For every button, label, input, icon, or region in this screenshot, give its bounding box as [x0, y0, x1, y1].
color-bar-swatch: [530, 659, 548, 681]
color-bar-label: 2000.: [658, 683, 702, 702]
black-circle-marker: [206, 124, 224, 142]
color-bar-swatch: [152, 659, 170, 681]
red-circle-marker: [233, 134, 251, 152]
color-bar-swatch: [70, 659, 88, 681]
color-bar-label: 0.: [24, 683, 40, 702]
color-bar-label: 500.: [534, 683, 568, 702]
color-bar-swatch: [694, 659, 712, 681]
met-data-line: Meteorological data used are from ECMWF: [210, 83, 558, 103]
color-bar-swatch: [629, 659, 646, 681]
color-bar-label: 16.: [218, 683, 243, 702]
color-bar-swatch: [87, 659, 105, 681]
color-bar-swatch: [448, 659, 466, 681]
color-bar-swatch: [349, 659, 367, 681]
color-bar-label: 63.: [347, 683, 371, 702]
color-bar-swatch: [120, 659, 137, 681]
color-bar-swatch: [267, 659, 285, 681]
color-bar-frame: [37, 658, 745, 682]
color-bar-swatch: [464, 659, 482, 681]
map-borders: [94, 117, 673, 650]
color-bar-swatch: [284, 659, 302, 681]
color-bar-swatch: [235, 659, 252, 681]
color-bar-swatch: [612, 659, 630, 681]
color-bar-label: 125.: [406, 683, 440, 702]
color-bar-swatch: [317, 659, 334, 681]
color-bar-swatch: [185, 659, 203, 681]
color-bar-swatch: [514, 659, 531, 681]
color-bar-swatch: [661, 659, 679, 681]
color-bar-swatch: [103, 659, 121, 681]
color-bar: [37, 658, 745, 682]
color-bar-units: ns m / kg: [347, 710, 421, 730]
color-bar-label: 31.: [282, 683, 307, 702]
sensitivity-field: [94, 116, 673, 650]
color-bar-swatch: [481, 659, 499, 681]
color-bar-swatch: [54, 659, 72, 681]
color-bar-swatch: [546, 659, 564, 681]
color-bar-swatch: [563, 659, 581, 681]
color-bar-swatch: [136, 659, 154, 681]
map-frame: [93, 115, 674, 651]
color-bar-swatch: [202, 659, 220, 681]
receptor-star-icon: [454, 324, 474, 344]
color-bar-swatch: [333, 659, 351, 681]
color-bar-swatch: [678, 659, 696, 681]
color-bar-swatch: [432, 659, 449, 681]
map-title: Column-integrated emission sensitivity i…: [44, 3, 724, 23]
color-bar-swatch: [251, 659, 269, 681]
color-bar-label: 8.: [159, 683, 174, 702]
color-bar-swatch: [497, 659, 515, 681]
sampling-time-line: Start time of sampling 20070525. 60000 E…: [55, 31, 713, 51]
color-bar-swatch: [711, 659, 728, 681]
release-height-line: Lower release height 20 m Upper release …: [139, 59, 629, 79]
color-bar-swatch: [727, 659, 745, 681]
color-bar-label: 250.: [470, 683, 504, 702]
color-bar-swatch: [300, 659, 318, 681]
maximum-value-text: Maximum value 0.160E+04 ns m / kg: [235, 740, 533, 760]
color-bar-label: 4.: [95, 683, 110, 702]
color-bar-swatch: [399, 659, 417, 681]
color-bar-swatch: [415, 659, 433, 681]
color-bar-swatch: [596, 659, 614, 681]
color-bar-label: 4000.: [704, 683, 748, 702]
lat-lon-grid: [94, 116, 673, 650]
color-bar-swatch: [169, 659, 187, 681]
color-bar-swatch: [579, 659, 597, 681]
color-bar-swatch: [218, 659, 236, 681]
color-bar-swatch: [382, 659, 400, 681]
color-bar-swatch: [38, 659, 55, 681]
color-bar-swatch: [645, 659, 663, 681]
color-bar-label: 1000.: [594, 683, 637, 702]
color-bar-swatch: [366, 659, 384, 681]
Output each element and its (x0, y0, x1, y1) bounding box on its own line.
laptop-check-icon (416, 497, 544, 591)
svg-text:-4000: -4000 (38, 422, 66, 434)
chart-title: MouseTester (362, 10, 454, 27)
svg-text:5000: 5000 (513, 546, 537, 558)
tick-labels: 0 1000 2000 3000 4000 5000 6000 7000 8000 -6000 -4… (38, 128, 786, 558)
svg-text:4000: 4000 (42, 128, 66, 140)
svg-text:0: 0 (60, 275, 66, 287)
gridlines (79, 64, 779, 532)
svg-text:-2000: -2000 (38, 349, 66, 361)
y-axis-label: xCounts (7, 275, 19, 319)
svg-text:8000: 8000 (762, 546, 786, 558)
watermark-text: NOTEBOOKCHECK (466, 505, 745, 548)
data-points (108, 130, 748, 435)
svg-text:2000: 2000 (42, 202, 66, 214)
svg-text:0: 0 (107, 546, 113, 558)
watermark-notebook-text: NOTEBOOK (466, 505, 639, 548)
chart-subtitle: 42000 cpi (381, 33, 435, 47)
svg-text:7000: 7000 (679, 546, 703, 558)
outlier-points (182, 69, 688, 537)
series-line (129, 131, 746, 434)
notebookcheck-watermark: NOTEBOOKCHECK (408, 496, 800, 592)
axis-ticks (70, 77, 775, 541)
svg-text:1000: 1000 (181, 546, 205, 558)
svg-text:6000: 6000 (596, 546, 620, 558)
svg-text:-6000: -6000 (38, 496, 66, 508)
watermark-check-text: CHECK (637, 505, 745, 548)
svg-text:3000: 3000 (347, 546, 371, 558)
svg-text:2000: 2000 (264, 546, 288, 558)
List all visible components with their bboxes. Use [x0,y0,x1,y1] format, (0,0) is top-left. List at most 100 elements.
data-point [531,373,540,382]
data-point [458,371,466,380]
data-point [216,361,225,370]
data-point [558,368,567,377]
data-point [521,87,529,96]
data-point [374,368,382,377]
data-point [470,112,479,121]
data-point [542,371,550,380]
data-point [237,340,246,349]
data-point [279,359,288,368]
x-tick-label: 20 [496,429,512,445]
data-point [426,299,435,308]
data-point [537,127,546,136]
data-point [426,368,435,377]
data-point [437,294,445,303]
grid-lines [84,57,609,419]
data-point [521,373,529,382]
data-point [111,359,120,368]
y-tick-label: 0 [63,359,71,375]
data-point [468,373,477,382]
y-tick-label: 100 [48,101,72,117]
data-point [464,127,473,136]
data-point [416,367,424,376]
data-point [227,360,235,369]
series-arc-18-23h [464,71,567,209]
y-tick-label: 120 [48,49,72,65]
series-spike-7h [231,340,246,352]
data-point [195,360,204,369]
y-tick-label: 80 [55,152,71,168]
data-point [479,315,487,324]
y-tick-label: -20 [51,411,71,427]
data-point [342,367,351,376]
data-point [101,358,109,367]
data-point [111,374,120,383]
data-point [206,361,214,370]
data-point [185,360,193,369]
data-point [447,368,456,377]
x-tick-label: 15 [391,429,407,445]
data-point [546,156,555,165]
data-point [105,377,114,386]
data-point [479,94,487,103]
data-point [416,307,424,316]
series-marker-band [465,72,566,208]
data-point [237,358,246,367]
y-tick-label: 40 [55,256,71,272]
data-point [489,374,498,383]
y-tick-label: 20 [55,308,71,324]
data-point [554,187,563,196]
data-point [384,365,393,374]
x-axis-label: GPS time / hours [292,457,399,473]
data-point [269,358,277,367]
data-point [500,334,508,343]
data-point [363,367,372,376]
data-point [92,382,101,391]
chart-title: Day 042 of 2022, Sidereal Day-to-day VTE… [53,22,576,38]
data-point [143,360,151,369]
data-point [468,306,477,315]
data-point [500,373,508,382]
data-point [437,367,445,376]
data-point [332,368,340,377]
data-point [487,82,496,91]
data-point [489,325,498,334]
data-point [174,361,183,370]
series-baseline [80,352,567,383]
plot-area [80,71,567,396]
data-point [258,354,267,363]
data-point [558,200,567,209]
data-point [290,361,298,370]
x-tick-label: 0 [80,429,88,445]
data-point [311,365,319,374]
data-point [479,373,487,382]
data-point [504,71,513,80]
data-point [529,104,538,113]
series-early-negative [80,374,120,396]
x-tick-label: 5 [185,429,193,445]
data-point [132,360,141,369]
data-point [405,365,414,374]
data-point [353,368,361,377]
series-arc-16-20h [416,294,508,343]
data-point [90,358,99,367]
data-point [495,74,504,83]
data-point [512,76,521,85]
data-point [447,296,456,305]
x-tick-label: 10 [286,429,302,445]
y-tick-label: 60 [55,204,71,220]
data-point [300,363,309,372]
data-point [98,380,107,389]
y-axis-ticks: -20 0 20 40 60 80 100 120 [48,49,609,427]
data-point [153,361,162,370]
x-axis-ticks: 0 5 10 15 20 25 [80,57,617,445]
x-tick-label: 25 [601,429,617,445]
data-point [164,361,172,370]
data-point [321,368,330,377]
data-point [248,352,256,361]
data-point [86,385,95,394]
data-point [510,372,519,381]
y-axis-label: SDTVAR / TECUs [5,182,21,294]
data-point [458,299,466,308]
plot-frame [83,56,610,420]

○ ○ ○ ○ ○

Aim of the task:
Write out the lines as a numbered list with blank lines omitted, starting at the first line of the records and ending at the line containing "color-bar-swatch: [432, 659, 449, 681]", with both included. Give only those lines.

Solution for this task:
1. For every button, label, input, icon, or region in this screenshot, give its bounding box as [x0, y0, x1, y1].
2. color-bar-swatch: [530, 659, 548, 681]
3. color-bar-label: 2000.: [658, 683, 702, 702]
4. black-circle-marker: [206, 124, 224, 142]
5. color-bar-swatch: [152, 659, 170, 681]
6. red-circle-marker: [233, 134, 251, 152]
7. color-bar-swatch: [70, 659, 88, 681]
8. color-bar-label: 0.: [24, 683, 40, 702]
9. color-bar-label: 500.: [534, 683, 568, 702]
10. color-bar-swatch: [694, 659, 712, 681]
11. met-data-line: Meteorological data used are from ECMWF: [210, 83, 558, 103]
12. color-bar-swatch: [629, 659, 646, 681]
13. color-bar-label: 16.: [218, 683, 243, 702]
14. color-bar-swatch: [87, 659, 105, 681]
15. color-bar-swatch: [448, 659, 466, 681]
16. color-bar-swatch: [349, 659, 367, 681]
17. color-bar-label: 63.: [347, 683, 371, 702]
18. color-bar-swatch: [120, 659, 137, 681]
19. color-bar-swatch: [267, 659, 285, 681]
20. color-bar-frame: [37, 658, 745, 682]
21. color-bar-swatch: [464, 659, 482, 681]
22. map-borders: [94, 117, 673, 650]
23. color-bar-swatch: [284, 659, 302, 681]
24. color-bar-swatch: [235, 659, 252, 681]
25. color-bar-swatch: [612, 659, 630, 681]
26. color-bar-label: 125.: [406, 683, 440, 702]
27. color-bar-swatch: [317, 659, 334, 681]
28. color-bar-swatch: [185, 659, 203, 681]
29. color-bar-swatch: [514, 659, 531, 681]
30. color-bar-swatch: [661, 659, 679, 681]
31. color-bar-swatch: [103, 659, 121, 681]
32. color-bar: [37, 658, 745, 682]
33. color-bar-units: ns m / kg: [347, 710, 421, 730]
34. color-bar-label: 31.: [282, 683, 307, 702]
35. sensitivity-field: [94, 116, 673, 650]
36. color-bar-swatch: [481, 659, 499, 681]
37. color-bar-swatch: [54, 659, 72, 681]
38. color-bar-swatch: [546, 659, 564, 681]
39. color-bar-swatch: [563, 659, 581, 681]
40. color-bar-swatch: [136, 659, 154, 681]
41. map-frame: [93, 115, 674, 651]
42. color-bar-swatch: [202, 659, 220, 681]
43. receptor-star-icon: [454, 324, 474, 344]
44. color-bar-swatch: [333, 659, 351, 681]
45. color-bar-swatch: [678, 659, 696, 681]
46. color-bar-swatch: [432, 659, 449, 681]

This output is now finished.